====== ENTRIES PROVIDED
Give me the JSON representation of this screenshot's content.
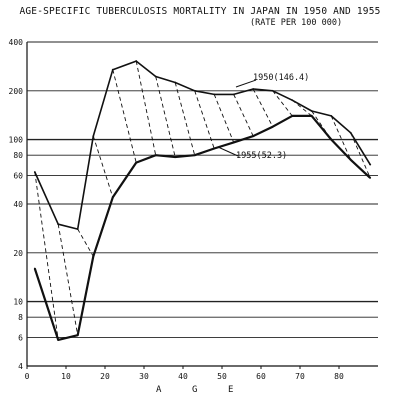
{
  "chart_data": {
    "type": "line",
    "title": "AGE-SPECIFIC TUBERCULOSIS MORTALITY IN JAPAN IN 1950 AND 1955",
    "subtitle": "(RATE PER 100 000)",
    "xlabel": "A G E",
    "ylabel": "",
    "y_scale": "log",
    "xlim": [
      0,
      90
    ],
    "ylim": [
      4,
      400
    ],
    "x_ticks": [
      0,
      10,
      20,
      30,
      40,
      50,
      60,
      70,
      80
    ],
    "y_ticks": [
      4,
      6,
      8,
      10,
      20,
      40,
      60,
      80,
      100,
      200,
      400
    ],
    "grid": "horizontal",
    "series": [
      {
        "name": "1950",
        "x": [
          2,
          8,
          13,
          17,
          22,
          28,
          33,
          38,
          43,
          48,
          53,
          58,
          63,
          68,
          73,
          78,
          83,
          88
        ],
        "values": [
          63,
          30,
          28,
          105,
          270,
          305,
          245,
          225,
          200,
          190,
          190,
          205,
          200,
          175,
          150,
          140,
          110,
          70
        ]
      },
      {
        "name": "1955",
        "x": [
          2,
          8,
          13,
          17,
          22,
          28,
          33,
          38,
          43,
          48,
          53,
          58,
          63,
          68,
          73,
          78,
          83,
          88
        ],
        "values": [
          16,
          5.8,
          6.2,
          19,
          44,
          72,
          80,
          78,
          80,
          88,
          96,
          105,
          120,
          140,
          140,
          100,
          75,
          58
        ]
      }
    ],
    "annotations": [
      "1950(146.4)",
      "1955(52.3)"
    ],
    "x_axis_letters": [
      "A",
      "G",
      "E"
    ]
  }
}
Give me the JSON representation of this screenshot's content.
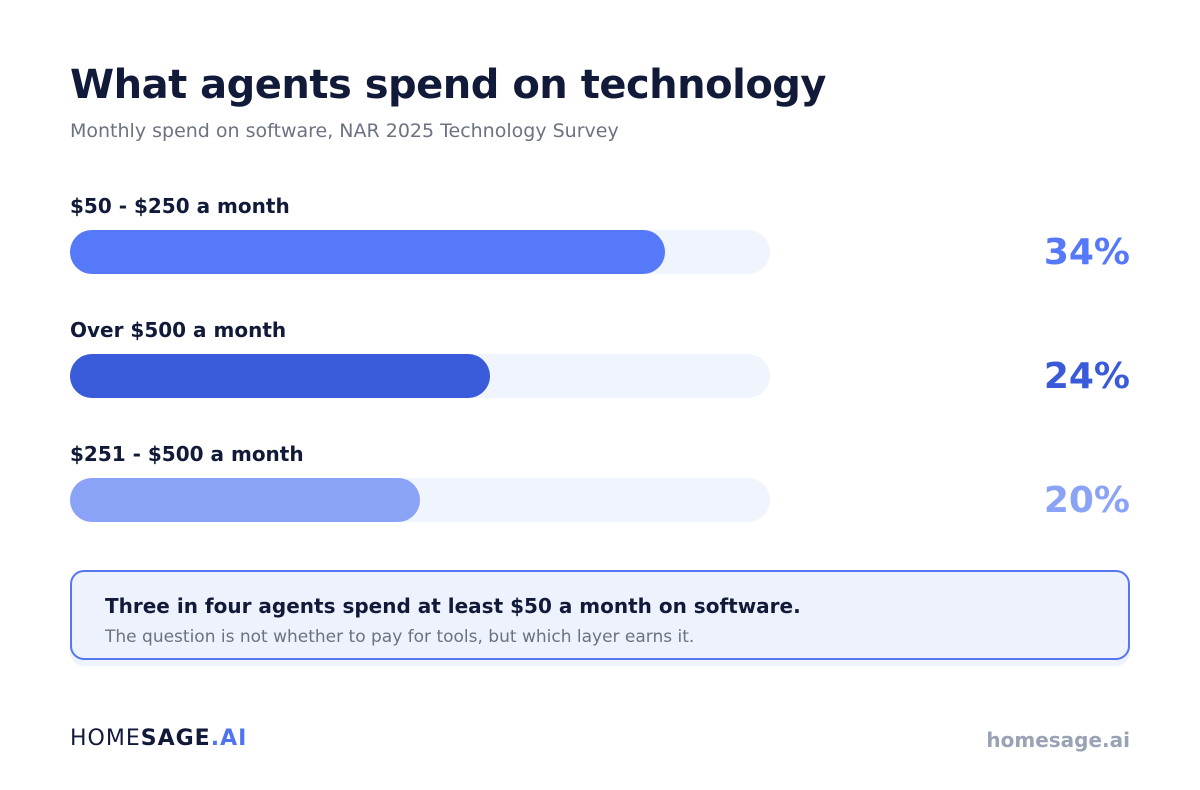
{
  "header": {
    "title": "What agents spend on technology",
    "subtitle": "Monthly spend on software, NAR 2025 Technology Survey"
  },
  "chart_data": {
    "type": "bar",
    "orientation": "horizontal",
    "categories": [
      "$50 - $250 a month",
      "Over $500 a month",
      "$251 - $500 a month"
    ],
    "values": [
      34,
      24,
      20
    ],
    "value_labels": [
      "34%",
      "24%",
      "20%"
    ],
    "xlim": [
      0,
      40
    ],
    "colors": [
      "#5579f8",
      "#3a5bd9",
      "#8aa3f7"
    ],
    "track_color": "#f0f4fd",
    "grid": false
  },
  "callout": {
    "headline": "Three in four agents spend at least $50 a month on software.",
    "subtext": "The question is not whether to pay for tools, but which layer earns it."
  },
  "footer": {
    "logo": {
      "part1": "HOME",
      "part2": "SAGE",
      "part3": ".AI"
    },
    "website": "homesage.ai"
  },
  "colors": {
    "title": "#121a3a",
    "accent": "#4f74f2",
    "callout_border": "#5578f2",
    "callout_bg": "#edf2fd",
    "muted": "#6b7280"
  }
}
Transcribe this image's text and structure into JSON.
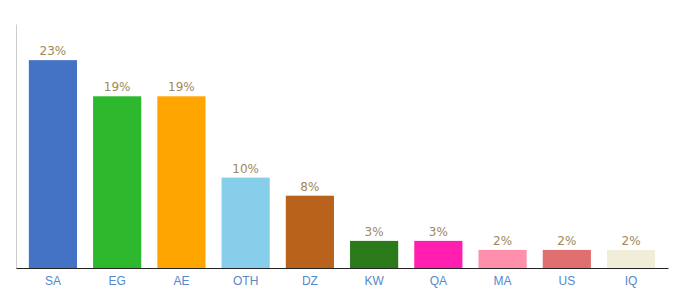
{
  "chart_data": {
    "type": "bar",
    "categories": [
      "SA",
      "EG",
      "AE",
      "OTH",
      "DZ",
      "KW",
      "QA",
      "MA",
      "US",
      "IQ"
    ],
    "values": [
      23,
      19,
      19,
      10,
      8,
      3,
      3,
      2,
      2,
      2
    ],
    "value_labels": [
      "23%",
      "19%",
      "19%",
      "10%",
      "8%",
      "3%",
      "3%",
      "2%",
      "2%",
      "2%"
    ],
    "colors": [
      "#4472C4",
      "#2DB82D",
      "#FFA500",
      "#87CEEB",
      "#B8621B",
      "#2A7A1A",
      "#FF1EB0",
      "#FF8FAB",
      "#E07070",
      "#F0EDD8"
    ],
    "ylim": [
      0,
      27
    ],
    "grid": false,
    "data_labels": true,
    "tick_labels": "x"
  }
}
============
» JOB
Quote the records above in full, dropping each picture.

» EXERCISE RESULT
Give me the JSON representation of this screenshot's content.
{
  "chart_data": {
    "type": "line",
    "title": "AGE-SPECIFIC TUBERCULOSIS MORTALITY IN JAPAN IN 1950 AND 1955",
    "subtitle": "(RATE PER 100 000)",
    "xlabel": "A G E",
    "ylabel": "",
    "y_scale": "log",
    "xlim": [
      0,
      90
    ],
    "ylim": [
      4,
      400
    ],
    "x_ticks": [
      0,
      10,
      20,
      30,
      40,
      50,
      60,
      70,
      80
    ],
    "y_ticks": [
      4,
      6,
      8,
      10,
      20,
      40,
      60,
      80,
      100,
      200,
      400
    ],
    "grid": "horizontal",
    "series": [
      {
        "name": "1950",
        "x": [
          2,
          8,
          13,
          17,
          22,
          28,
          33,
          38,
          43,
          48,
          53,
          58,
          63,
          68,
          73,
          78,
          83,
          88
        ],
        "values": [
          63,
          30,
          28,
          105,
          270,
          305,
          245,
          225,
          200,
          190,
          190,
          205,
          200,
          175,
          150,
          140,
          110,
          70
        ]
      },
      {
        "name": "1955",
        "x": [
          2,
          8,
          13,
          17,
          22,
          28,
          33,
          38,
          43,
          48,
          53,
          58,
          63,
          68,
          73,
          78,
          83,
          88
        ],
        "values": [
          16,
          5.8,
          6.2,
          19,
          44,
          72,
          80,
          78,
          80,
          88,
          96,
          105,
          120,
          140,
          140,
          100,
          75,
          58
        ]
      }
    ],
    "annotations": [
      "1950(146.4)",
      "1955(52.3)"
    ],
    "x_axis_letters": [
      "A",
      "G",
      "E"
    ]
  }
}
Give me the JSON representation of this screenshot's content.
{
  "header": {
    "title": "What agents spend on technology",
    "subtitle": "Monthly spend on software, NAR 2025 Technology Survey"
  },
  "chart_data": {
    "type": "bar",
    "orientation": "horizontal",
    "categories": [
      "$50 - $250 a month",
      "Over $500 a month",
      "$251 - $500 a month"
    ],
    "values": [
      34,
      24,
      20
    ],
    "value_labels": [
      "34%",
      "24%",
      "20%"
    ],
    "xlim": [
      0,
      40
    ],
    "colors": [
      "#5579f8",
      "#3a5bd9",
      "#8aa3f7"
    ],
    "track_color": "#f0f4fd",
    "grid": false
  },
  "callout": {
    "headline": "Three in four agents spend at least $50 a month on software.",
    "subtext": "The question is not whether to pay for tools, but which layer earns it."
  },
  "footer": {
    "logo": {
      "part1": "HOME",
      "part2": "SAGE",
      "part3": ".AI"
    },
    "website": "homesage.ai"
  },
  "colors": {
    "title": "#121a3a",
    "accent": "#4f74f2",
    "callout_border": "#5578f2",
    "callout_bg": "#edf2fd",
    "muted": "#6b7280"
  }
}
Transcribe this image's text and structure into JSON.
{
  "chart_data": {
    "type": "bar",
    "categories": [
      "SA",
      "EG",
      "AE",
      "OTH",
      "DZ",
      "KW",
      "QA",
      "MA",
      "US",
      "IQ"
    ],
    "values": [
      23,
      19,
      19,
      10,
      8,
      3,
      3,
      2,
      2,
      2
    ],
    "value_labels": [
      "23%",
      "19%",
      "19%",
      "10%",
      "8%",
      "3%",
      "3%",
      "2%",
      "2%",
      "2%"
    ],
    "colors": [
      "#4472C4",
      "#2DB82D",
      "#FFA500",
      "#87CEEB",
      "#B8621B",
      "#2A7A1A",
      "#FF1EB0",
      "#FF8FAB",
      "#E07070",
      "#F0EDD8"
    ],
    "ylim": [
      0,
      27
    ],
    "grid": false,
    "data_labels": true,
    "tick_labels": "x"
  }
}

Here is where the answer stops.